━━━━━ Data for processing ━━━━━
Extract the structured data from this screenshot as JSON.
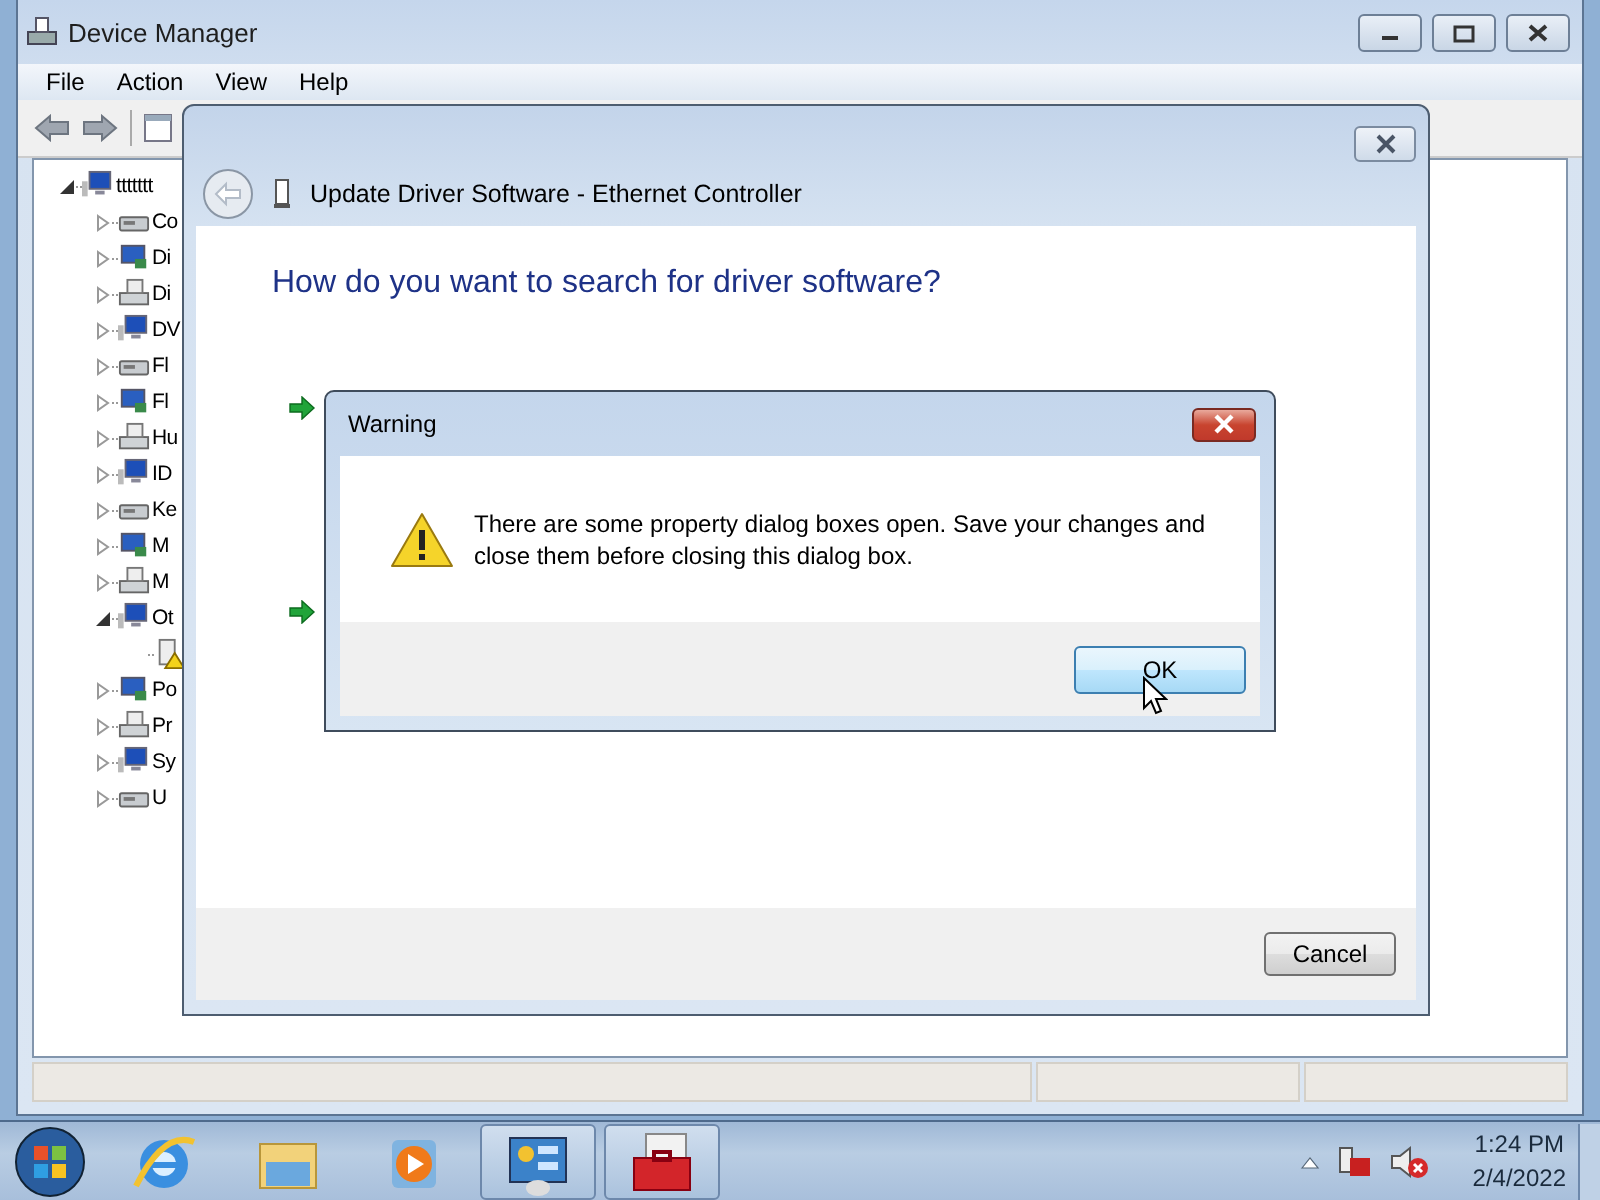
{
  "window": {
    "title": "Device Manager"
  },
  "menu": [
    "File",
    "Action",
    "View",
    "Help"
  ],
  "tree": [
    {
      "label": "ttttttt",
      "expanded": true,
      "children": [
        {
          "label": "Co",
          "expanded": false
        },
        {
          "label": "Di",
          "expanded": false
        },
        {
          "label": "Di",
          "expanded": false
        },
        {
          "label": "DV",
          "expanded": false
        },
        {
          "label": "Fl",
          "expanded": false
        },
        {
          "label": "Fl",
          "expanded": false
        },
        {
          "label": "Hu",
          "expanded": false
        },
        {
          "label": "ID",
          "expanded": false
        },
        {
          "label": "Ke",
          "expanded": false
        },
        {
          "label": "M",
          "expanded": false
        },
        {
          "label": "M",
          "expanded": false
        },
        {
          "label": "Ot",
          "expanded": true,
          "children": [
            {
              "warning": true
            }
          ]
        },
        {
          "label": "Po",
          "expanded": false
        },
        {
          "label": "Pr",
          "expanded": false
        },
        {
          "label": "Sy",
          "expanded": false
        },
        {
          "label": "U",
          "expanded": false
        }
      ]
    }
  ],
  "wizard": {
    "title": "Update Driver Software - Ethernet Controller",
    "heading": "How do you want to search for driver software?",
    "buttons": [
      "Cancel"
    ]
  },
  "warning": {
    "title": "Warning",
    "message": "There are some property dialog boxes open. Save your changes and close them before closing this dialog box.",
    "buttons": [
      {
        "label": "OK",
        "default": true
      }
    ]
  },
  "taskbar": {
    "pins": [
      {
        "running": false
      },
      {
        "running": false
      },
      {
        "running": false
      },
      {
        "running": true
      },
      {
        "running": true
      }
    ],
    "time": "1:24 PM",
    "date": "2/4/2022"
  }
}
━━━━━
Problem to solve: Print out the whole of the material word for word, without pictures.

Output:
Extract the structured data from this screenshot as JSON.
{
  "window": {
    "title": "Device Manager"
  },
  "menu": [
    "File",
    "Action",
    "View",
    "Help"
  ],
  "tree": [
    {
      "label": "ttttttt",
      "expanded": true,
      "children": [
        {
          "label": "Co",
          "expanded": false
        },
        {
          "label": "Di",
          "expanded": false
        },
        {
          "label": "Di",
          "expanded": false
        },
        {
          "label": "DV",
          "expanded": false
        },
        {
          "label": "Fl",
          "expanded": false
        },
        {
          "label": "Fl",
          "expanded": false
        },
        {
          "label": "Hu",
          "expanded": false
        },
        {
          "label": "ID",
          "expanded": false
        },
        {
          "label": "Ke",
          "expanded": false
        },
        {
          "label": "M",
          "expanded": false
        },
        {
          "label": "M",
          "expanded": false
        },
        {
          "label": "Ot",
          "expanded": true,
          "children": [
            {
              "warning": true
            }
          ]
        },
        {
          "label": "Po",
          "expanded": false
        },
        {
          "label": "Pr",
          "expanded": false
        },
        {
          "label": "Sy",
          "expanded": false
        },
        {
          "label": "U",
          "expanded": false
        }
      ]
    }
  ],
  "wizard": {
    "title": "Update Driver Software - Ethernet Controller",
    "heading": "How do you want to search for driver software?",
    "buttons": [
      "Cancel"
    ]
  },
  "warning": {
    "title": "Warning",
    "message": "There are some property dialog boxes open. Save your changes and close them before closing this dialog box.",
    "buttons": [
      {
        "label": "OK",
        "default": true
      }
    ]
  },
  "taskbar": {
    "pins": [
      {
        "running": false
      },
      {
        "running": false
      },
      {
        "running": false
      },
      {
        "running": true
      },
      {
        "running": true
      }
    ],
    "time": "1:24 PM",
    "date": "2/4/2022"
  }
}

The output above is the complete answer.